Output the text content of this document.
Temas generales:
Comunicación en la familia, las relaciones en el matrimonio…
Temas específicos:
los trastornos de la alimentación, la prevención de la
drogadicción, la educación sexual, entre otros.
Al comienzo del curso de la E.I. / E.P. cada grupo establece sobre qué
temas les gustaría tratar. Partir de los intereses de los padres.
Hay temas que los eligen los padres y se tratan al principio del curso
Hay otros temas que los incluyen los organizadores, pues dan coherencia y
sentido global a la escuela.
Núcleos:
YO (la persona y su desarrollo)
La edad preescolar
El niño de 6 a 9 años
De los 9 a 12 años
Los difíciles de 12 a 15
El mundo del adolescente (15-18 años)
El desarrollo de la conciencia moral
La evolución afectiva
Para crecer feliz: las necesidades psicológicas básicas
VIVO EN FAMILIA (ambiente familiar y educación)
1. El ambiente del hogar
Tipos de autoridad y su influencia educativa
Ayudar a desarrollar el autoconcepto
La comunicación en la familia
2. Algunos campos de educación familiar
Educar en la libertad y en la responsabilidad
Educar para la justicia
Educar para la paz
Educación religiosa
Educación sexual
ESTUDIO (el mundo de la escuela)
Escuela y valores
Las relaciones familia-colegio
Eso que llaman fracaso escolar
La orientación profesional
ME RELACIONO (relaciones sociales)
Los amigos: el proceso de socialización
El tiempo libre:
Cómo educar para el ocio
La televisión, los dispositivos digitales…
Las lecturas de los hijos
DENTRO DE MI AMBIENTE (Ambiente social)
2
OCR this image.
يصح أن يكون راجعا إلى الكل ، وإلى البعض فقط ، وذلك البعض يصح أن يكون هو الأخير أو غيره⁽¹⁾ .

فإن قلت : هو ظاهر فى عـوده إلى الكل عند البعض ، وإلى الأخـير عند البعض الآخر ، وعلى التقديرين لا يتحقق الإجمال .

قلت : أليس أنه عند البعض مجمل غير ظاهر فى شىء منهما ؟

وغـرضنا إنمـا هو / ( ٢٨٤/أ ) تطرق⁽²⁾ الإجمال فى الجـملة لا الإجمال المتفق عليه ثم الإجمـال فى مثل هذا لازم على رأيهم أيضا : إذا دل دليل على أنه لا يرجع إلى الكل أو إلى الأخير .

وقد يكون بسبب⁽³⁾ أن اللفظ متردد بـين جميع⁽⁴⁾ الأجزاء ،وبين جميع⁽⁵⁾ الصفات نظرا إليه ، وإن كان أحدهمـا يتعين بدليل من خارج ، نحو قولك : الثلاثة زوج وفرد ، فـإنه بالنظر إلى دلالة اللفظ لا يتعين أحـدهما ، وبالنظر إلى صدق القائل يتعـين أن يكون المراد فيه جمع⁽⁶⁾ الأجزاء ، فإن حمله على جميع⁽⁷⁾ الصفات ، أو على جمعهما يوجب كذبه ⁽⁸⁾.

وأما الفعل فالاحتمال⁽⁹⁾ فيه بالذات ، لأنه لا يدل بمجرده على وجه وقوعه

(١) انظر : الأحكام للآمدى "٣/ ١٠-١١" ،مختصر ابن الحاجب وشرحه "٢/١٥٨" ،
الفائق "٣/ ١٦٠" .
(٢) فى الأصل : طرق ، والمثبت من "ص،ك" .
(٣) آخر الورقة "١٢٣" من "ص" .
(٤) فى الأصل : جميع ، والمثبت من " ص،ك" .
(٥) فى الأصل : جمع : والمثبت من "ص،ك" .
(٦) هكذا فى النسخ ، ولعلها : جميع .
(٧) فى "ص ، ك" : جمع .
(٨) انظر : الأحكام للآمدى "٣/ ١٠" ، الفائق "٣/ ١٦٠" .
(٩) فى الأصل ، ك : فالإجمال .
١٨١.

----

### Task brief
Exact copies of all the records are required.

### Answer to the problem
Output the text content of this document.
Temas generales:
Comunicación en la familia, las relaciones en el matrimonio…
Temas específicos:
los trastornos de la alimentación, la prevención de la
drogadicción, la educación sexual, entre otros.
Al comienzo del curso de la E.I. / E.P. cada grupo establece sobre qué
temas les gustaría tratar. Partir de los intereses de los padres.
Hay temas que los eligen los padres y se tratan al principio del curso
Hay otros temas que los incluyen los organizadores, pues dan coherencia y
sentido global a la escuela.
Núcleos:
YO (la persona y su desarrollo)
La edad preescolar
El niño de 6 a 9 años
De los 9 a 12 años
Los difíciles de 12 a 15
El mundo del adolescente (15-18 años)
El desarrollo de la conciencia moral
La evolución afectiva
Para crecer feliz: las necesidades psicológicas básicas
VIVO EN FAMILIA (ambiente familiar y educación)
1. El ambiente del hogar
Tipos de autoridad y su influencia educativa
Ayudar a desarrollar el autoconcepto
La comunicación en la familia
2. Algunos campos de educación familiar
Educar en la libertad y en la responsabilidad
Educar para la justicia
Educar para la paz
Educación religiosa
Educación sexual
ESTUDIO (el mundo de la escuela)
Escuela y valores
Las relaciones familia-colegio
Eso que llaman fracaso escolar
La orientación profesional
ME RELACIONO (relaciones sociales)
Los amigos: el proceso de socialización
El tiempo libre:
Cómo educar para el ocio
La televisión, los dispositivos digitales…
Las lecturas de los hijos
DENTRO DE MI AMBIENTE (Ambiente social)
2
OCR this image.
يصح أن يكون راجعا إلى الكل ، وإلى البعض فقط ، وذلك البعض يصح أن يكون هو الأخير أو غيره⁽¹⁾ .

فإن قلت : هو ظاهر فى عـوده إلى الكل عند البعض ، وإلى الأخـير عند البعض الآخر ، وعلى التقديرين لا يتحقق الإجمال .

قلت : أليس أنه عند البعض مجمل غير ظاهر فى شىء منهما ؟

وغـرضنا إنمـا هو / ( ٢٨٤/أ ) تطرق⁽²⁾ الإجمال فى الجـملة لا الإجمال المتفق عليه ثم الإجمـال فى مثل هذا لازم على رأيهم أيضا : إذا دل دليل على أنه لا يرجع إلى الكل أو إلى الأخير .

وقد يكون بسبب⁽³⁾ أن اللفظ متردد بـين جميع⁽⁴⁾ الأجزاء ،وبين جميع⁽⁵⁾ الصفات نظرا إليه ، وإن كان أحدهمـا يتعين بدليل من خارج ، نحو قولك : الثلاثة زوج وفرد ، فـإنه بالنظر إلى دلالة اللفظ لا يتعين أحـدهما ، وبالنظر إلى صدق القائل يتعـين أن يكون المراد فيه جمع⁽⁶⁾ الأجزاء ، فإن حمله على جميع⁽⁷⁾ الصفات ، أو على جمعهما يوجب كذبه ⁽⁸⁾.

وأما الفعل فالاحتمال⁽⁹⁾ فيه بالذات ، لأنه لا يدل بمجرده على وجه وقوعه

(١) انظر : الأحكام للآمدى "٣/ ١٠-١١" ،مختصر ابن الحاجب وشرحه "٢/١٥٨" ،
الفائق "٣/ ١٦٠" .
(٢) فى الأصل : طرق ، والمثبت من "ص،ك" .
(٣) آخر الورقة "١٢٣" من "ص" .
(٤) فى الأصل : جميع ، والمثبت من " ص،ك" .
(٥) فى الأصل : جمع : والمثبت من "ص،ك" .
(٦) هكذا فى النسخ ، ولعلها : جميع .
(٧) فى "ص ، ك" : جمع .
(٨) انظر : الأحكام للآمدى "٣/ ١٠" ، الفائق "٣/ ١٦٠" .
(٩) فى الأصل ، ك : فالإجمال .
١٨١.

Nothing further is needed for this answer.